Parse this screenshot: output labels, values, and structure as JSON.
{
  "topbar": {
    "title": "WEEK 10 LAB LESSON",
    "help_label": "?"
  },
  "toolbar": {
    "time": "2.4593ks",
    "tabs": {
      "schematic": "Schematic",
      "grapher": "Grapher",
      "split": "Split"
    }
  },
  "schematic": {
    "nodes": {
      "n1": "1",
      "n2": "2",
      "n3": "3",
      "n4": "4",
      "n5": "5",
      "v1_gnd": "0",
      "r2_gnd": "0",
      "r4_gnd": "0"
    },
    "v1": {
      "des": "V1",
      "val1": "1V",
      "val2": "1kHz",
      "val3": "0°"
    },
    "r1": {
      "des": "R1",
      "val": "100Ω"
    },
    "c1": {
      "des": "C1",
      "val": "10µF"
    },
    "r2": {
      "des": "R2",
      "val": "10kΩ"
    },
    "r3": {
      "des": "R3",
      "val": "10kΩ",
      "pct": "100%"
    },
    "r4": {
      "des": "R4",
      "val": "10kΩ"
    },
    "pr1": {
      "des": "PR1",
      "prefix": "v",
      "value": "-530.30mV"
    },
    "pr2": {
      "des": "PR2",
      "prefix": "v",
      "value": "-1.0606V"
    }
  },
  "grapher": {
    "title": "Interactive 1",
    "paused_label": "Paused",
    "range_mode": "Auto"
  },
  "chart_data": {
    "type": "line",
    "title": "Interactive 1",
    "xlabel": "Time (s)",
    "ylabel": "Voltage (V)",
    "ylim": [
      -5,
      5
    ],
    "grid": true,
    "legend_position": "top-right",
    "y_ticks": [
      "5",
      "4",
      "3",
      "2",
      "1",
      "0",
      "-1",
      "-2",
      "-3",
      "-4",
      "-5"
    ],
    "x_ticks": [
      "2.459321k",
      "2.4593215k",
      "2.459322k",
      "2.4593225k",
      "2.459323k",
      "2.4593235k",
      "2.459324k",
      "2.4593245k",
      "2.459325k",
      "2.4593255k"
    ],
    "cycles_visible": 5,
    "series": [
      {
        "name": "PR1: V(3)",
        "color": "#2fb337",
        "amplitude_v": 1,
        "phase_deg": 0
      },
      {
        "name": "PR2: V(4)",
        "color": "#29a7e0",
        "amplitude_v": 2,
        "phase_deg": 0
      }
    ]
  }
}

_ _ _ _ _

Retype all of the material, keeping each line exact.

Parse this screenshot: output labels, values, and structure as JSON.
{
  "topbar": {
    "title": "WEEK 10 LAB LESSON",
    "help_label": "?"
  },
  "toolbar": {
    "time": "2.4593ks",
    "tabs": {
      "schematic": "Schematic",
      "grapher": "Grapher",
      "split": "Split"
    }
  },
  "schematic": {
    "nodes": {
      "n1": "1",
      "n2": "2",
      "n3": "3",
      "n4": "4",
      "n5": "5",
      "v1_gnd": "0",
      "r2_gnd": "0",
      "r4_gnd": "0"
    },
    "v1": {
      "des": "V1",
      "val1": "1V",
      "val2": "1kHz",
      "val3": "0°"
    },
    "r1": {
      "des": "R1",
      "val": "100Ω"
    },
    "c1": {
      "des": "C1",
      "val": "10µF"
    },
    "r2": {
      "des": "R2",
      "val": "10kΩ"
    },
    "r3": {
      "des": "R3",
      "val": "10kΩ",
      "pct": "100%"
    },
    "r4": {
      "des": "R4",
      "val": "10kΩ"
    },
    "pr1": {
      "des": "PR1",
      "prefix": "v",
      "value": "-530.30mV"
    },
    "pr2": {
      "des": "PR2",
      "prefix": "v",
      "value": "-1.0606V"
    }
  },
  "grapher": {
    "title": "Interactive 1",
    "paused_label": "Paused",
    "range_mode": "Auto"
  },
  "chart_data": {
    "type": "line",
    "title": "Interactive 1",
    "xlabel": "Time (s)",
    "ylabel": "Voltage (V)",
    "ylim": [
      -5,
      5
    ],
    "grid": true,
    "legend_position": "top-right",
    "y_ticks": [
      "5",
      "4",
      "3",
      "2",
      "1",
      "0",
      "-1",
      "-2",
      "-3",
      "-4",
      "-5"
    ],
    "x_ticks": [
      "2.459321k",
      "2.4593215k",
      "2.459322k",
      "2.4593225k",
      "2.459323k",
      "2.4593235k",
      "2.459324k",
      "2.4593245k",
      "2.459325k",
      "2.4593255k"
    ],
    "cycles_visible": 5,
    "series": [
      {
        "name": "PR1: V(3)",
        "color": "#2fb337",
        "amplitude_v": 1,
        "phase_deg": 0
      },
      {
        "name": "PR2: V(4)",
        "color": "#29a7e0",
        "amplitude_v": 2,
        "phase_deg": 0
      }
    ]
  }
}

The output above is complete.